> THE DATA
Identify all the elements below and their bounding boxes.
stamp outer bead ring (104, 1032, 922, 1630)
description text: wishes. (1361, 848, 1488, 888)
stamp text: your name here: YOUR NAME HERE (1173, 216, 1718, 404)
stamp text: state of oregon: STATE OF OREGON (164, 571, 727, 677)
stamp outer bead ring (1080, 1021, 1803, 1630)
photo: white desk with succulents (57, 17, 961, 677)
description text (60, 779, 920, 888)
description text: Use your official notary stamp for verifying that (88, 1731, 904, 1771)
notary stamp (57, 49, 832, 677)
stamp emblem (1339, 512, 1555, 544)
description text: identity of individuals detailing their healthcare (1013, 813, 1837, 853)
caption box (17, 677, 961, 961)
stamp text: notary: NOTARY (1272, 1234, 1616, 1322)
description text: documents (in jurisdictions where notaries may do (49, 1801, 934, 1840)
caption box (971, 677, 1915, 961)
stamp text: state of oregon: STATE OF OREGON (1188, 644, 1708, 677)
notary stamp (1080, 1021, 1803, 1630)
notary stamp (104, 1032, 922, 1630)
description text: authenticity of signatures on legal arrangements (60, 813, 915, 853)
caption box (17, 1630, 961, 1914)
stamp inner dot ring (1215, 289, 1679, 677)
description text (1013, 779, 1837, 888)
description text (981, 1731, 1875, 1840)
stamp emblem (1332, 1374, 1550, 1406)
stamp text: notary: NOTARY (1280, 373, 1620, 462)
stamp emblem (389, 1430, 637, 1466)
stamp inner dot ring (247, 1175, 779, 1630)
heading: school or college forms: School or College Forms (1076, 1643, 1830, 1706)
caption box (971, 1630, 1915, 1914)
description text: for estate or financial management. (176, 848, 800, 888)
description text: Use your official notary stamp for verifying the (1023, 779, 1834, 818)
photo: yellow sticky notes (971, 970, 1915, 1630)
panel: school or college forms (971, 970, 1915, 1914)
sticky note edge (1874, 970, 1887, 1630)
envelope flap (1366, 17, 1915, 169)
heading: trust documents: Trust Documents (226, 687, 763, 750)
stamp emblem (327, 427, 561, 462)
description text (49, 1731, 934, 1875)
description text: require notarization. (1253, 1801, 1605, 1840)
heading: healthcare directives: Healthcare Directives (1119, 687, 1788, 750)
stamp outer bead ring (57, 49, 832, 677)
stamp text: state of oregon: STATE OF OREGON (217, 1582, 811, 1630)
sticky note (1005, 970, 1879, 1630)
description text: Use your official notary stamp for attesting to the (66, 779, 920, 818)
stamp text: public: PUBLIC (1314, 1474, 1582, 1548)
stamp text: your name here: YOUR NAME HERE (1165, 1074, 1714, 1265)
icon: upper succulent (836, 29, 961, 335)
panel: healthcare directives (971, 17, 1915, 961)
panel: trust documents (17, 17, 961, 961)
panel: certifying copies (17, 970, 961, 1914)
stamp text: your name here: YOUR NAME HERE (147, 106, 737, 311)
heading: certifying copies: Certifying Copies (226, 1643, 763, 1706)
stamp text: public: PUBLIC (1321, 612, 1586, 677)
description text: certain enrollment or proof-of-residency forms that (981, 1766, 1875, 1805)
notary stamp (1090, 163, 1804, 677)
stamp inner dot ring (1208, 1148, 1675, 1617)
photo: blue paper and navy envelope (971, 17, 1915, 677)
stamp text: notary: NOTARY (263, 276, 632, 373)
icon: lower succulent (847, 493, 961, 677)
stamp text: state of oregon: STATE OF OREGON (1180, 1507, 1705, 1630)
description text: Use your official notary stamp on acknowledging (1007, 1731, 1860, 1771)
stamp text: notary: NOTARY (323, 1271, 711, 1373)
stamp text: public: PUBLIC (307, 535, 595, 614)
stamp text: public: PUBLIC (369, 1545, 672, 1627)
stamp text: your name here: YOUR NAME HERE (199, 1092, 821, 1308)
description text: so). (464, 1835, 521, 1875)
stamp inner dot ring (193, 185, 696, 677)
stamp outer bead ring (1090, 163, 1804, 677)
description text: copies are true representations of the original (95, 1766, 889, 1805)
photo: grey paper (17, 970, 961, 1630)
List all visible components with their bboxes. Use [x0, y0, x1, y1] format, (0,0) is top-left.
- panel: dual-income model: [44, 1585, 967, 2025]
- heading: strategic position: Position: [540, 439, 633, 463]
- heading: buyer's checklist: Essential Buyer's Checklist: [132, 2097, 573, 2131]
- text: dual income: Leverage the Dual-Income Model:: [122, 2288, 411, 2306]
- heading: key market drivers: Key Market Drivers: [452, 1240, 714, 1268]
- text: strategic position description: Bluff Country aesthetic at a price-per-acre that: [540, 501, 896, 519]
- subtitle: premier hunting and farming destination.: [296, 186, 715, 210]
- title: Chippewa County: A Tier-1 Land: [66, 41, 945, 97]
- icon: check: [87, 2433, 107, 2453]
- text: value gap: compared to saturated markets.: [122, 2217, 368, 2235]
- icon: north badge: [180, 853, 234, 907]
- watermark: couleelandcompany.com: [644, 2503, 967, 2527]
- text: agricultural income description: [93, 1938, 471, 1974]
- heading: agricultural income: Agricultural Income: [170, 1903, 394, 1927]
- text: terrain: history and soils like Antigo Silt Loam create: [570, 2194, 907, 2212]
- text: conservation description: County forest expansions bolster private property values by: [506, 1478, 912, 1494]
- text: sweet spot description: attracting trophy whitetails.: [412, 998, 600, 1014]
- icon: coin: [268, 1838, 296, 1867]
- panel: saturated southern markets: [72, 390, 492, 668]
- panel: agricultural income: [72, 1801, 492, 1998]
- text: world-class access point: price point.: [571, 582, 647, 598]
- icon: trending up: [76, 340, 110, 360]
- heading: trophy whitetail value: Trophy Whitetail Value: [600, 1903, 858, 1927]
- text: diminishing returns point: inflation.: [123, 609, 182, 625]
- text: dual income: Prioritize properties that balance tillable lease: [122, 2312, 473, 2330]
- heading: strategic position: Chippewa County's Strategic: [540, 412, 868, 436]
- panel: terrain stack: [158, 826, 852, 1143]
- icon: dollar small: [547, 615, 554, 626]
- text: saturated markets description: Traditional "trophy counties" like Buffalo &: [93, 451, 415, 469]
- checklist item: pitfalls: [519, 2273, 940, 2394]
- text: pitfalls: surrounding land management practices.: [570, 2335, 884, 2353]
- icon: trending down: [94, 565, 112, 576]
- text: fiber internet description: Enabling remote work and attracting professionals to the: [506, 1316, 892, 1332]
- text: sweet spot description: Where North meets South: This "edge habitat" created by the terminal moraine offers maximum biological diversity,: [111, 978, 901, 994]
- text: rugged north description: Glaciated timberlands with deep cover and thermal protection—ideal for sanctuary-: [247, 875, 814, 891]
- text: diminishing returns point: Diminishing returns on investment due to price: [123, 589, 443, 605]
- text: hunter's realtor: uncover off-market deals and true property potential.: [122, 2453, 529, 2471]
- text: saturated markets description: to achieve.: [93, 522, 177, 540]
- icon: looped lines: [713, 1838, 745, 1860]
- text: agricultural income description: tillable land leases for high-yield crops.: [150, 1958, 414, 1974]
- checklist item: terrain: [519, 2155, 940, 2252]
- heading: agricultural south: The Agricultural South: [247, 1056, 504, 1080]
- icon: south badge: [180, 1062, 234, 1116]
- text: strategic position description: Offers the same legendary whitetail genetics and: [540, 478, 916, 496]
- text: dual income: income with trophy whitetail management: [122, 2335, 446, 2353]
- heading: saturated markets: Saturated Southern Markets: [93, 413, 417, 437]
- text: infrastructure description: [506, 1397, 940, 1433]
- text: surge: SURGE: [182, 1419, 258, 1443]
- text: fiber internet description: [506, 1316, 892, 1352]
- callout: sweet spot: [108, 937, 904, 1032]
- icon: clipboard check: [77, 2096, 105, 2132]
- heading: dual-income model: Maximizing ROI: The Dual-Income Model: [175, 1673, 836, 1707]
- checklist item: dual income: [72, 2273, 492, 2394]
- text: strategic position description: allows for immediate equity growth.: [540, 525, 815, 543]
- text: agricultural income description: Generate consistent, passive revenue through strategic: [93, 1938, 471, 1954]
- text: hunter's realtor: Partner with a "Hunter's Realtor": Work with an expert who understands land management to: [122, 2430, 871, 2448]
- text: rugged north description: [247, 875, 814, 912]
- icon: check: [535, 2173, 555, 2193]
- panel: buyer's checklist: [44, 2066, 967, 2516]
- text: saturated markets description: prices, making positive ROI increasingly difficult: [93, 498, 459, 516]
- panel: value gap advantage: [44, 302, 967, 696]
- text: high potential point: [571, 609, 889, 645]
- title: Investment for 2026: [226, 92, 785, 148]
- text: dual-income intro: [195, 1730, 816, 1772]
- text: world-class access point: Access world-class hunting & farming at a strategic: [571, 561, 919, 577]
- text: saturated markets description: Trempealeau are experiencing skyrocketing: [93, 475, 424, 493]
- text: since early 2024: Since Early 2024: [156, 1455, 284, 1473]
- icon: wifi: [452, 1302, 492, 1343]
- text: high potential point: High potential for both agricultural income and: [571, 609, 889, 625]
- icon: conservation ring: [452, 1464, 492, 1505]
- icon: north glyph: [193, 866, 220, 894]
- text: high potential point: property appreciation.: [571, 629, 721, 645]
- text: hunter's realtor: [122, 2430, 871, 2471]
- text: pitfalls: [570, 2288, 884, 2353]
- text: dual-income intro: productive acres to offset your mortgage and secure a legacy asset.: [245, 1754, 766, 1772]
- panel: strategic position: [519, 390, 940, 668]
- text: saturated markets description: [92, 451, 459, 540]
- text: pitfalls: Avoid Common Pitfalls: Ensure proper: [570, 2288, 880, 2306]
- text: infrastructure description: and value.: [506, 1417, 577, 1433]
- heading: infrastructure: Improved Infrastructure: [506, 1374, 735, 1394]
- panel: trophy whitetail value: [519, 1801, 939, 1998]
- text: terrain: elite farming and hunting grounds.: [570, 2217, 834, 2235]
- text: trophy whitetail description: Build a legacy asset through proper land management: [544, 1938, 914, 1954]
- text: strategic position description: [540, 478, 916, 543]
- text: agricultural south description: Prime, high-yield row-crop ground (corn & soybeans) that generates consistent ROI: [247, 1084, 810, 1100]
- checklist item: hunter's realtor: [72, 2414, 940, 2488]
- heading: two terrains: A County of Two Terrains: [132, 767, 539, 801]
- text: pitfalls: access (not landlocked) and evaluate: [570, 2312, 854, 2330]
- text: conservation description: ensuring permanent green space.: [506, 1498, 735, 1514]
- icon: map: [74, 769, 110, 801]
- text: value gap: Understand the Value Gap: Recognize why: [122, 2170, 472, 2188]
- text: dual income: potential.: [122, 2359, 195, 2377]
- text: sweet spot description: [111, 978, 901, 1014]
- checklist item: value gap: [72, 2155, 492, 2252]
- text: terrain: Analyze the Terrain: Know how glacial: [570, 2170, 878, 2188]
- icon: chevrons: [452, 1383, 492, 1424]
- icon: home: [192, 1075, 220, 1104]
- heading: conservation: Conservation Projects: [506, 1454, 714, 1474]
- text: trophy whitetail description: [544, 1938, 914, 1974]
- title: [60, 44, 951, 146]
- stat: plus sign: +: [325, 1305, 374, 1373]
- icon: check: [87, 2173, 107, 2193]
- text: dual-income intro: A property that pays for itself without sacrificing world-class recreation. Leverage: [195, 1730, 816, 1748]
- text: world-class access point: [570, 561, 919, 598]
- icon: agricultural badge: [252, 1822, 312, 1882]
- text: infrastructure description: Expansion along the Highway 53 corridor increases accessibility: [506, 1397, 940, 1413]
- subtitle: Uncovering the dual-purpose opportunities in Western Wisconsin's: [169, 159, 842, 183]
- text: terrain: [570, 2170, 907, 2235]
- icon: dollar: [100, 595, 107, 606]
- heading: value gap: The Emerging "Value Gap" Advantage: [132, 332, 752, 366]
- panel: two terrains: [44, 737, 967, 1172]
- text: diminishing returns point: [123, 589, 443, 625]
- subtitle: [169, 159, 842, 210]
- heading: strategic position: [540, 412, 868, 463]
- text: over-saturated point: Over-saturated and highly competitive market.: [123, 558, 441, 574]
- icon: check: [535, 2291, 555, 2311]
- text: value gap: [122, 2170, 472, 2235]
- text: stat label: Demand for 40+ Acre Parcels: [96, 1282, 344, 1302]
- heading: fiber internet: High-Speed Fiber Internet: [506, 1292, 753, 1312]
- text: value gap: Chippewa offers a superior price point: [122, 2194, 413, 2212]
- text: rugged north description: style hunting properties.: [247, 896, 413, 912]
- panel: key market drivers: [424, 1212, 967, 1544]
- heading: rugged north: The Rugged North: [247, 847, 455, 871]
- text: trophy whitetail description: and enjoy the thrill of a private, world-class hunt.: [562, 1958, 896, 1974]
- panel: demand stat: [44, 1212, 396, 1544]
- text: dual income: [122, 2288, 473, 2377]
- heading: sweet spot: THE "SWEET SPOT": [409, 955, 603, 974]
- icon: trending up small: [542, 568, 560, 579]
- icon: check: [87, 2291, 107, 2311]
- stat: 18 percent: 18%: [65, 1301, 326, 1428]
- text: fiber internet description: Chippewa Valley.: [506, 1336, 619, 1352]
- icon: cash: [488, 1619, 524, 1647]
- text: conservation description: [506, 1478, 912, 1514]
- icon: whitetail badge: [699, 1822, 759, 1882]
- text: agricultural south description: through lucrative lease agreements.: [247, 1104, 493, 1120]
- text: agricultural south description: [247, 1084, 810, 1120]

> WHAT IS BEING ASKED
Reproduce the listing word for word, from its first line through the line holding "description text (49, 1731, 934, 1875)", with both included.

> TASK ANSWER
Identify all the elements below and their bounding boxes.
stamp outer bead ring (104, 1032, 922, 1630)
description text: wishes. (1361, 848, 1488, 888)
stamp text: your name here: YOUR NAME HERE (1173, 216, 1718, 404)
stamp text: state of oregon: STATE OF OREGON (164, 571, 727, 677)
stamp outer bead ring (1080, 1021, 1803, 1630)
photo: white desk with succulents (57, 17, 961, 677)
description text (60, 779, 920, 888)
description text: Use your official notary stamp for verifying that (88, 1731, 904, 1771)
notary stamp (57, 49, 832, 677)
stamp emblem (1339, 512, 1555, 544)
description text: identity of individuals detailing their healthcare (1013, 813, 1837, 853)
caption box (17, 677, 961, 961)
stamp text: notary: NOTARY (1272, 1234, 1616, 1322)
description text: documents (in jurisdictions where notaries may do (49, 1801, 934, 1840)
caption box (971, 677, 1915, 961)
stamp text: state of oregon: STATE OF OREGON (1188, 644, 1708, 677)
notary stamp (1080, 1021, 1803, 1630)
notary stamp (104, 1032, 922, 1630)
description text: authenticity of signatures on legal arrangements (60, 813, 915, 853)
caption box (17, 1630, 961, 1914)
stamp inner dot ring (1215, 289, 1679, 677)
description text (1013, 779, 1837, 888)
description text (981, 1731, 1875, 1840)
stamp emblem (1332, 1374, 1550, 1406)
stamp text: notary: NOTARY (1280, 373, 1620, 462)
stamp emblem (389, 1430, 637, 1466)
stamp inner dot ring (247, 1175, 779, 1630)
heading: school or college forms: School or College Forms (1076, 1643, 1830, 1706)
caption box (971, 1630, 1915, 1914)
description text: for estate or financial management. (176, 848, 800, 888)
description text: Use your official notary stamp for verifying the (1023, 779, 1834, 818)
photo: yellow sticky notes (971, 970, 1915, 1630)
panel: school or college forms (971, 970, 1915, 1914)
sticky note edge (1874, 970, 1887, 1630)
envelope flap (1366, 17, 1915, 169)
heading: trust documents: Trust Documents (226, 687, 763, 750)
stamp emblem (327, 427, 561, 462)
description text (49, 1731, 934, 1875)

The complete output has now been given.